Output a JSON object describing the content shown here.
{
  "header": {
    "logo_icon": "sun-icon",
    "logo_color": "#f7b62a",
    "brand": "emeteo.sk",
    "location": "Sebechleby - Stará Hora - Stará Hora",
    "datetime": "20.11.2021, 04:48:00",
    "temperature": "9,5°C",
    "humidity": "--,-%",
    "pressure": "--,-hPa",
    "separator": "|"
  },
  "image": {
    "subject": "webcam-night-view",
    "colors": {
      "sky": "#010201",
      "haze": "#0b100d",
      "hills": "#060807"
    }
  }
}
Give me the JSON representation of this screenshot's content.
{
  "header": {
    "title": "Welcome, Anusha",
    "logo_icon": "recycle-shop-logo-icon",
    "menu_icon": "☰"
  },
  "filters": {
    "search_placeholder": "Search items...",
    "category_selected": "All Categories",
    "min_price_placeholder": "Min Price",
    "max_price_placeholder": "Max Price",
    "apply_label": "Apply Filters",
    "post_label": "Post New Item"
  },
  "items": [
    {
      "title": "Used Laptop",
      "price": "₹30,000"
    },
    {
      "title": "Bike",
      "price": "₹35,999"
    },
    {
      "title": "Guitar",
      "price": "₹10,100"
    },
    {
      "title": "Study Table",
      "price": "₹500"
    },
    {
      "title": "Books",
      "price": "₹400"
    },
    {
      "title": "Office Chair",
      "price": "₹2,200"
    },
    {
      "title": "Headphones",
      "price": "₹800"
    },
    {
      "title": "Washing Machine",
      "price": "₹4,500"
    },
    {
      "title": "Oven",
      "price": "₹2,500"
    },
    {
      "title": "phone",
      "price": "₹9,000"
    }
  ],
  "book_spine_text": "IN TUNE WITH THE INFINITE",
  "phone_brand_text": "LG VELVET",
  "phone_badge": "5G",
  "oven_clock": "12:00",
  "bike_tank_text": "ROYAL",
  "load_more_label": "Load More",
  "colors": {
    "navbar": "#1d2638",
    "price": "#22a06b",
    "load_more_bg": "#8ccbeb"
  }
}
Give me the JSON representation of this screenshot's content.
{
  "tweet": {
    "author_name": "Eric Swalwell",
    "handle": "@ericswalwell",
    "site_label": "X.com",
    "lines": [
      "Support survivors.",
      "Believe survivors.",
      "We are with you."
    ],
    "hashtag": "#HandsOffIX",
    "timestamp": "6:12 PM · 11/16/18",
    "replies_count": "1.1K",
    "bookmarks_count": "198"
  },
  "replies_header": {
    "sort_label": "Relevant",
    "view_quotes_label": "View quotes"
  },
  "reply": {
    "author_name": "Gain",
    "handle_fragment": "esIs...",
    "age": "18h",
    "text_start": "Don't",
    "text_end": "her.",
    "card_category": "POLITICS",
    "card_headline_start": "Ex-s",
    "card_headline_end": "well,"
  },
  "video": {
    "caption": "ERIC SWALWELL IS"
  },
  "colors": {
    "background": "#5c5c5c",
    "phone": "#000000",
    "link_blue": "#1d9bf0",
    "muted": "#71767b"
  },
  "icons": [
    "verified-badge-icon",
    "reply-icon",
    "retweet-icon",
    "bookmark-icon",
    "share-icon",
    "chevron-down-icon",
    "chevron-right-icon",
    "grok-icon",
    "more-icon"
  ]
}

_ _ _ _ _

Work required:
Exactly reproduce all of the entries above.

Full response:
Output a JSON object describing the content shown here.
{
  "header": {
    "logo_icon": "sun-icon",
    "logo_color": "#f7b62a",
    "brand": "emeteo.sk",
    "location": "Sebechleby - Stará Hora - Stará Hora",
    "datetime": "20.11.2021, 04:48:00",
    "temperature": "9,5°C",
    "humidity": "--,-%",
    "pressure": "--,-hPa",
    "separator": "|"
  },
  "image": {
    "subject": "webcam-night-view",
    "colors": {
      "sky": "#010201",
      "haze": "#0b100d",
      "hills": "#060807"
    }
  }
}
Give me the JSON representation of this screenshot's content.
{
  "header": {
    "title": "Welcome, Anusha",
    "logo_icon": "recycle-shop-logo-icon",
    "menu_icon": "☰"
  },
  "filters": {
    "search_placeholder": "Search items...",
    "category_selected": "All Categories",
    "min_price_placeholder": "Min Price",
    "max_price_placeholder": "Max Price",
    "apply_label": "Apply Filters",
    "post_label": "Post New Item"
  },
  "items": [
    {
      "title": "Used Laptop",
      "price": "₹30,000"
    },
    {
      "title": "Bike",
      "price": "₹35,999"
    },
    {
      "title": "Guitar",
      "price": "₹10,100"
    },
    {
      "title": "Study Table",
      "price": "₹500"
    },
    {
      "title": "Books",
      "price": "₹400"
    },
    {
      "title": "Office Chair",
      "price": "₹2,200"
    },
    {
      "title": "Headphones",
      "price": "₹800"
    },
    {
      "title": "Washing Machine",
      "price": "₹4,500"
    },
    {
      "title": "Oven",
      "price": "₹2,500"
    },
    {
      "title": "phone",
      "price": "₹9,000"
    }
  ],
  "book_spine_text": "IN TUNE WITH THE INFINITE",
  "phone_brand_text": "LG VELVET",
  "phone_badge": "5G",
  "oven_clock": "12:00",
  "bike_tank_text": "ROYAL",
  "load_more_label": "Load More",
  "colors": {
    "navbar": "#1d2638",
    "price": "#22a06b",
    "load_more_bg": "#8ccbeb"
  }
}
Give me the JSON representation of this screenshot's content.
{
  "tweet": {
    "author_name": "Eric Swalwell",
    "handle": "@ericswalwell",
    "site_label": "X.com",
    "lines": [
      "Support survivors.",
      "Believe survivors.",
      "We are with you."
    ],
    "hashtag": "#HandsOffIX",
    "timestamp": "6:12 PM · 11/16/18",
    "replies_count": "1.1K",
    "bookmarks_count": "198"
  },
  "replies_header": {
    "sort_label": "Relevant",
    "view_quotes_label": "View quotes"
  },
  "reply": {
    "author_name": "Gain",
    "handle_fragment": "esIs...",
    "age": "18h",
    "text_start": "Don't",
    "text_end": "her.",
    "card_category": "POLITICS",
    "card_headline_start": "Ex-s",
    "card_headline_end": "well,"
  },
  "video": {
    "caption": "ERIC SWALWELL IS"
  },
  "colors": {
    "background": "#5c5c5c",
    "phone": "#000000",
    "link_blue": "#1d9bf0",
    "muted": "#71767b"
  },
  "icons": [
    "verified-badge-icon",
    "reply-icon",
    "retweet-icon",
    "bookmark-icon",
    "share-icon",
    "chevron-down-icon",
    "chevron-right-icon",
    "grok-icon",
    "more-icon"
  ]
}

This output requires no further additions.